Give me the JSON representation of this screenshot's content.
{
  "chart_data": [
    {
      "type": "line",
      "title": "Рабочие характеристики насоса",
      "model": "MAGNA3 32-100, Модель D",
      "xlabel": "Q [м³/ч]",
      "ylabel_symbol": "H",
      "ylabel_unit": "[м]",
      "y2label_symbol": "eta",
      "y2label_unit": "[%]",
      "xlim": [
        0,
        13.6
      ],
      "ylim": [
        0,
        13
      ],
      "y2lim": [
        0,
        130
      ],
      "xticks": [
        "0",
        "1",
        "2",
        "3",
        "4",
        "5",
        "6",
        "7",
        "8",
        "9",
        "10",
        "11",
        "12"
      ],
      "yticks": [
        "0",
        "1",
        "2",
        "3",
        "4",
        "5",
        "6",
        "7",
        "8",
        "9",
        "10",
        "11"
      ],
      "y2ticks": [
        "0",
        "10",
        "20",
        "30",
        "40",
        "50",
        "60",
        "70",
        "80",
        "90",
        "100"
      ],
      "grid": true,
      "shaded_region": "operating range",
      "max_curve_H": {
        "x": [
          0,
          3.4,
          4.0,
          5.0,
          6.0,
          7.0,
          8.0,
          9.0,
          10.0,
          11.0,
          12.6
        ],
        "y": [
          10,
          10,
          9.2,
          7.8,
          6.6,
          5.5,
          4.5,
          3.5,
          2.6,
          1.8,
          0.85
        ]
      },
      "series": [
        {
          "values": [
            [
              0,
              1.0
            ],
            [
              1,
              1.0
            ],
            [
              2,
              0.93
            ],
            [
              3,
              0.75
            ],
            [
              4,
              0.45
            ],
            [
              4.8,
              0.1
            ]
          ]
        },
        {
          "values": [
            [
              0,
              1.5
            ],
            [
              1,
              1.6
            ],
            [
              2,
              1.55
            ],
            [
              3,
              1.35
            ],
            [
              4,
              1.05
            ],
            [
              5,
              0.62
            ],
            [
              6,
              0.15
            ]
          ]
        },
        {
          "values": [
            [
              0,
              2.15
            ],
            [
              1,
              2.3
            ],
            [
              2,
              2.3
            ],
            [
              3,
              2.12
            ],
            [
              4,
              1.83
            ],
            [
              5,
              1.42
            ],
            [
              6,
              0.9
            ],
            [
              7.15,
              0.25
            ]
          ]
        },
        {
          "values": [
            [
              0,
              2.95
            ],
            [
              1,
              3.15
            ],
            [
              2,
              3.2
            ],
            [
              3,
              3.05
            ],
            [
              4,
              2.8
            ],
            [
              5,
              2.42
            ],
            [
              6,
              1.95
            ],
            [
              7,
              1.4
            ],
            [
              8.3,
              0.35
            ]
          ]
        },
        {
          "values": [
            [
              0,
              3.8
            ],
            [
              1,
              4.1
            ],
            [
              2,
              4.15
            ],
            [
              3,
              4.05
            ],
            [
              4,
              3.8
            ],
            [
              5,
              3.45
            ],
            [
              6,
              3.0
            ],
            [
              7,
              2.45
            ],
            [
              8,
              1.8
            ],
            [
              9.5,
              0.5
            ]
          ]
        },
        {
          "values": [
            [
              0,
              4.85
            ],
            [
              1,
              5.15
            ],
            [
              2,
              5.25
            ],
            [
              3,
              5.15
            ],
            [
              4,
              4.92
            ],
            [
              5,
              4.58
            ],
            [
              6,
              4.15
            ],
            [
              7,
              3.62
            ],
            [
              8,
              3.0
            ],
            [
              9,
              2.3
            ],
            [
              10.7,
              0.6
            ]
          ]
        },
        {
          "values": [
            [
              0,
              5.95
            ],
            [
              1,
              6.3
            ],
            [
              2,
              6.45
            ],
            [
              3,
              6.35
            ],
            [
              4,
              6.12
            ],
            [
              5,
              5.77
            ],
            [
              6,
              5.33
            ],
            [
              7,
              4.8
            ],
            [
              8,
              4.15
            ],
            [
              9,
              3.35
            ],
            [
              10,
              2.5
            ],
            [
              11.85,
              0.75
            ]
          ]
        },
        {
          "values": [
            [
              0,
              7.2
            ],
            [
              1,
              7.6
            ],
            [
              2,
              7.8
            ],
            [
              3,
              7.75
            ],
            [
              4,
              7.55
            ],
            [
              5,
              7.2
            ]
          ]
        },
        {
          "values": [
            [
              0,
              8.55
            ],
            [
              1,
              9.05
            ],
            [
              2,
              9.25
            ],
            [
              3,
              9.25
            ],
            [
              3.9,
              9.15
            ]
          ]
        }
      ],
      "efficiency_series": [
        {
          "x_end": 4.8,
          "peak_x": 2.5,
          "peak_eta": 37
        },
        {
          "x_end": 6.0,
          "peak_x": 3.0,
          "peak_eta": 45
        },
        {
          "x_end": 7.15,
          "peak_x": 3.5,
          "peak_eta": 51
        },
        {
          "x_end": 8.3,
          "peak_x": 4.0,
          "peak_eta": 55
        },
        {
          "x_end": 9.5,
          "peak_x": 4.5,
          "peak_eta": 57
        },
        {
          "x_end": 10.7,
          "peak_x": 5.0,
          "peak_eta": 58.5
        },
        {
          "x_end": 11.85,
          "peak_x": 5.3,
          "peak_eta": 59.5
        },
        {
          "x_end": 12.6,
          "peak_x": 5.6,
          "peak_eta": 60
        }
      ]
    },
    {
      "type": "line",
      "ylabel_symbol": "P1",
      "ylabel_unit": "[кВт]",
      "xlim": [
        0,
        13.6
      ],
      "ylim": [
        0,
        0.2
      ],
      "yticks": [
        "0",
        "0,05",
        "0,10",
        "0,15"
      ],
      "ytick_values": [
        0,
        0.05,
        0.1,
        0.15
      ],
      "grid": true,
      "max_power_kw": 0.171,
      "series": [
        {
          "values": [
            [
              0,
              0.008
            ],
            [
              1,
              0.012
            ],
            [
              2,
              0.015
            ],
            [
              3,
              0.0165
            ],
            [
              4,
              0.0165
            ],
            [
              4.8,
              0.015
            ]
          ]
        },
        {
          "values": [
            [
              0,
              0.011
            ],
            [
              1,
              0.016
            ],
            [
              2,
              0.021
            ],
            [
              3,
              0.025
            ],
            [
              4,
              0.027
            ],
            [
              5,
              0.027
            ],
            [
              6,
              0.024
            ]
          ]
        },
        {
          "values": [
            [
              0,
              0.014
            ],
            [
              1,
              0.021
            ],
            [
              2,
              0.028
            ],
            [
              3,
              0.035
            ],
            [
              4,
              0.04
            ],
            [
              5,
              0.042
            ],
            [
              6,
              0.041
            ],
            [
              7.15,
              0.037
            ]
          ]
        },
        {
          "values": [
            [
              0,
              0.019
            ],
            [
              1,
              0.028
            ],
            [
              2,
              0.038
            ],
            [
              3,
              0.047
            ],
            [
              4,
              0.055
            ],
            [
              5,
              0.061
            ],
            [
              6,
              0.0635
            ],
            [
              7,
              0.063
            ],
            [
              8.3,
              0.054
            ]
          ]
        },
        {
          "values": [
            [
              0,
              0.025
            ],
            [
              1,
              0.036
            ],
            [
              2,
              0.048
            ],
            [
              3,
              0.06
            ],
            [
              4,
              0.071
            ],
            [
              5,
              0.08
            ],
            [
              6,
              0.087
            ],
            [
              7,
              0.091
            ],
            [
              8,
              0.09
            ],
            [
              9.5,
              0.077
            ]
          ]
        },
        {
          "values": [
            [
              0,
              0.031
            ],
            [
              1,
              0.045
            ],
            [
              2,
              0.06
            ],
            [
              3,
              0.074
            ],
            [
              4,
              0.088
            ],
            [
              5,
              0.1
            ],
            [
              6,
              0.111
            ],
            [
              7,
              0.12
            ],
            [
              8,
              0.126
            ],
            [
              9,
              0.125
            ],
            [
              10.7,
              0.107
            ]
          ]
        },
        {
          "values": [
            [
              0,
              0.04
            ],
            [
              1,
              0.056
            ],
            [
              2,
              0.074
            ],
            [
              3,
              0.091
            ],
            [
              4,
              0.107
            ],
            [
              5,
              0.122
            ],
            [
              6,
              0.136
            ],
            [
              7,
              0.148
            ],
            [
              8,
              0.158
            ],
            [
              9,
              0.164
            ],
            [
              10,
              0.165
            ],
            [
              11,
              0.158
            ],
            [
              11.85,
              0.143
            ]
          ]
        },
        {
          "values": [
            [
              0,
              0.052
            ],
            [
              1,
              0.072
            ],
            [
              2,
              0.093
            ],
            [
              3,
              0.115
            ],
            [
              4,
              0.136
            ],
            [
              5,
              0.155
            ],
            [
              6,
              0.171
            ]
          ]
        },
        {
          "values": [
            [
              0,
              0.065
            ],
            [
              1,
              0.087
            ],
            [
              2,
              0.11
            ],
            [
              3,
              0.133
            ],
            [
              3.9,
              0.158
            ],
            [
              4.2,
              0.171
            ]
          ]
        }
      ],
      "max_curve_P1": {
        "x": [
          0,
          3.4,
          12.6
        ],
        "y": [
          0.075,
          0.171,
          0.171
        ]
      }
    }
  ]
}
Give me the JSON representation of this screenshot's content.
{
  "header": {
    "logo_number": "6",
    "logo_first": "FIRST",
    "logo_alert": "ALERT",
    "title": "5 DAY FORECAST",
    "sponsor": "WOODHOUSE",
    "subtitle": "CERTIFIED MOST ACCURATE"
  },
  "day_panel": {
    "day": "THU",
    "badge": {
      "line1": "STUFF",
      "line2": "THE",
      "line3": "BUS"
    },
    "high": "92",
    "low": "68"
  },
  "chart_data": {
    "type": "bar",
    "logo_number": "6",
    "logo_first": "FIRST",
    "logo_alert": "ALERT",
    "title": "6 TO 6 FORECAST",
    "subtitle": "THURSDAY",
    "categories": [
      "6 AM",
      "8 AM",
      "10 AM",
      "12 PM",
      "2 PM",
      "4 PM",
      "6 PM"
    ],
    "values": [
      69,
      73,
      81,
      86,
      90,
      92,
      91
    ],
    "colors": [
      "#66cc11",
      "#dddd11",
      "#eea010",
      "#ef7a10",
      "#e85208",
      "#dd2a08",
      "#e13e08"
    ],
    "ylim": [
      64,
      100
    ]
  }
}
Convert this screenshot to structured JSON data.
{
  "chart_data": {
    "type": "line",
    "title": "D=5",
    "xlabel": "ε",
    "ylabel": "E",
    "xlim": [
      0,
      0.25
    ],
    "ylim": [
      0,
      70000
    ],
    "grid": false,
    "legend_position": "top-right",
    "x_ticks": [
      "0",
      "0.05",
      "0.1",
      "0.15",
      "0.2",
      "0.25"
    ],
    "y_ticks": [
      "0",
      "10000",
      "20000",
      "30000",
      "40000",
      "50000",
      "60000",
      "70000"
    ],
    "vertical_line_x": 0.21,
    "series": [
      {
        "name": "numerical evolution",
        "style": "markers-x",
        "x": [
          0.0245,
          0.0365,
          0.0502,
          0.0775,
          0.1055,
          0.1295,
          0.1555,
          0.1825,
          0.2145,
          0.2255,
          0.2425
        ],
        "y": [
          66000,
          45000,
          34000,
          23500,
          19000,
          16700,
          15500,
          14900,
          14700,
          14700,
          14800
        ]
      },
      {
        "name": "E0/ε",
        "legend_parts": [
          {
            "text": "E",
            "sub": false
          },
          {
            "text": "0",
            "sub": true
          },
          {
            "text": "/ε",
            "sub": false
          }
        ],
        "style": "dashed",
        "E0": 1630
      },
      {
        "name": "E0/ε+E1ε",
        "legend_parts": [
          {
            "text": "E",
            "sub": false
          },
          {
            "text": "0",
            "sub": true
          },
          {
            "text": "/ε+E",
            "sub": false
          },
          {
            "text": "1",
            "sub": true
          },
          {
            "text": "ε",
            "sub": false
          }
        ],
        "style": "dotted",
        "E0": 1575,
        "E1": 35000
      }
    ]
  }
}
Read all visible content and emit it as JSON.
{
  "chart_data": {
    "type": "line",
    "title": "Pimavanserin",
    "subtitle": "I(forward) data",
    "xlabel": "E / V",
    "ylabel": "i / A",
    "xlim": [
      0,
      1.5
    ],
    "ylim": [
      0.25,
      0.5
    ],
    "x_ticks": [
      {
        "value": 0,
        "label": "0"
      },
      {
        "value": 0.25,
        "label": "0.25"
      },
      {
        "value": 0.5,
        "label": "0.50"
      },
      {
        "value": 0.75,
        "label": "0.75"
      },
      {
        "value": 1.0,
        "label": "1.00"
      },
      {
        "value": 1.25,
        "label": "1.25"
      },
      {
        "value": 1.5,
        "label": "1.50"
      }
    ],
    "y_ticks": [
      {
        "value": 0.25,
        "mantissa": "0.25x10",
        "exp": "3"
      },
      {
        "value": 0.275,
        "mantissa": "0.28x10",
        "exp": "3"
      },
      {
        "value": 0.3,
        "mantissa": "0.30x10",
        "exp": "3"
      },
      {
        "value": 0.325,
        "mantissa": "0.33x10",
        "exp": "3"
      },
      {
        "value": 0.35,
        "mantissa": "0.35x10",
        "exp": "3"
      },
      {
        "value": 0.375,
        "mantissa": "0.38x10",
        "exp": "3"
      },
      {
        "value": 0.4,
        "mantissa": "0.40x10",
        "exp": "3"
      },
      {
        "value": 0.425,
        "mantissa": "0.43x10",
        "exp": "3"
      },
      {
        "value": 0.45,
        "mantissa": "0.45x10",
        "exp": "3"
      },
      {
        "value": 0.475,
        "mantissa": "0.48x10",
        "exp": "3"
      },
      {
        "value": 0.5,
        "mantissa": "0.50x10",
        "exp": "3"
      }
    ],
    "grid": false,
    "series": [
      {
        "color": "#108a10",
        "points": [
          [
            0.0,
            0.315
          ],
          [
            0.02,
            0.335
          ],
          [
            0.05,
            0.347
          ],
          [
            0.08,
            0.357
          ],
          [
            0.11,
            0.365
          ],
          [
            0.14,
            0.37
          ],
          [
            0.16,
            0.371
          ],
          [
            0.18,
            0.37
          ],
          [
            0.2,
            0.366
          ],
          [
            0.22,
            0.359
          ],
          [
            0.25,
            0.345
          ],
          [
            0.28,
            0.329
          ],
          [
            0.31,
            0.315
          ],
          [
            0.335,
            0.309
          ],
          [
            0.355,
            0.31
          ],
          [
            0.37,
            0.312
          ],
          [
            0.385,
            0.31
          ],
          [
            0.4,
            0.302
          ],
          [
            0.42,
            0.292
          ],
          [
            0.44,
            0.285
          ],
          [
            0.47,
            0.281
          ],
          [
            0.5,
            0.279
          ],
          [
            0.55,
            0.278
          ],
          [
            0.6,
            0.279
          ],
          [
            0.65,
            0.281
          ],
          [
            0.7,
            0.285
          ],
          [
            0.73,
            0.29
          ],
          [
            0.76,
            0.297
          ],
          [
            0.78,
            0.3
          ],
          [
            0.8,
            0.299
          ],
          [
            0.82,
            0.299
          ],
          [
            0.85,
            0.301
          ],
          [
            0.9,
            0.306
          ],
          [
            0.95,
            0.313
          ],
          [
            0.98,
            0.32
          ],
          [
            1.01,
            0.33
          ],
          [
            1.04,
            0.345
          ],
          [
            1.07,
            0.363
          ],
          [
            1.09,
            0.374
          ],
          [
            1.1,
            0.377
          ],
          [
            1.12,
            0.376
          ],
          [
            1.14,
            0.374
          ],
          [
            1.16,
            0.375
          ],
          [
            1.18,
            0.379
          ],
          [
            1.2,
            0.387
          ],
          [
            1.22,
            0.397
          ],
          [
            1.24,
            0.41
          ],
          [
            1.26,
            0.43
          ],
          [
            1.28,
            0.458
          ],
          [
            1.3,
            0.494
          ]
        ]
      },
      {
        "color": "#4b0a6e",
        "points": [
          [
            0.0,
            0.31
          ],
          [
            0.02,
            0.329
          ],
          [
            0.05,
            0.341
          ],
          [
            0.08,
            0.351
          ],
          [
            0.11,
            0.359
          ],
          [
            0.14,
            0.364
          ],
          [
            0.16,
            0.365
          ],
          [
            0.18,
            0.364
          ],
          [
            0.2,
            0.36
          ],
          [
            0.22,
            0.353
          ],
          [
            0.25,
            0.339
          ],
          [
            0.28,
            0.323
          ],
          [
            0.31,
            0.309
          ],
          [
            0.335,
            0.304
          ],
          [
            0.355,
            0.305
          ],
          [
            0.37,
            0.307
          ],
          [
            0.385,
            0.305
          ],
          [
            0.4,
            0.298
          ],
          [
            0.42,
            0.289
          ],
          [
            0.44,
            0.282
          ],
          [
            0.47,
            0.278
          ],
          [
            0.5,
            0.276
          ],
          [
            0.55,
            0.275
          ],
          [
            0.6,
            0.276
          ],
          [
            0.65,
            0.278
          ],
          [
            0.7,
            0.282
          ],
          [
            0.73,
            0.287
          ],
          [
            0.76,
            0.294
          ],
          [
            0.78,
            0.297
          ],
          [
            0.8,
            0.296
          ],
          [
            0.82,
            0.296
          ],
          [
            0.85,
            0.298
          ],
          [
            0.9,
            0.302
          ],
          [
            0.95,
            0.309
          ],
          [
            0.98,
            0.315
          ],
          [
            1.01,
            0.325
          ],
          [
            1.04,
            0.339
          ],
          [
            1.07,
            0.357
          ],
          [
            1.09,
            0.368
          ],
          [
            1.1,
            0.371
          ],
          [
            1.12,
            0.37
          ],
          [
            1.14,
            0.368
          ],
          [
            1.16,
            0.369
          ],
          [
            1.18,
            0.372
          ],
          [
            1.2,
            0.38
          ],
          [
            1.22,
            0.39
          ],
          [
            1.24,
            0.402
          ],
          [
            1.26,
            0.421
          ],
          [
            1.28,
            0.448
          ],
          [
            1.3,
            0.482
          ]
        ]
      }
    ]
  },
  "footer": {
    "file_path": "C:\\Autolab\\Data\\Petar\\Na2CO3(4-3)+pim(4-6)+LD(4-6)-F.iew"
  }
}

• _SHORT PROBLEM_
Each line in the listing above either holds the string "subtitle" or does not; state how many do, giving the number only.

• _RESPONSE TO THE TASK_
3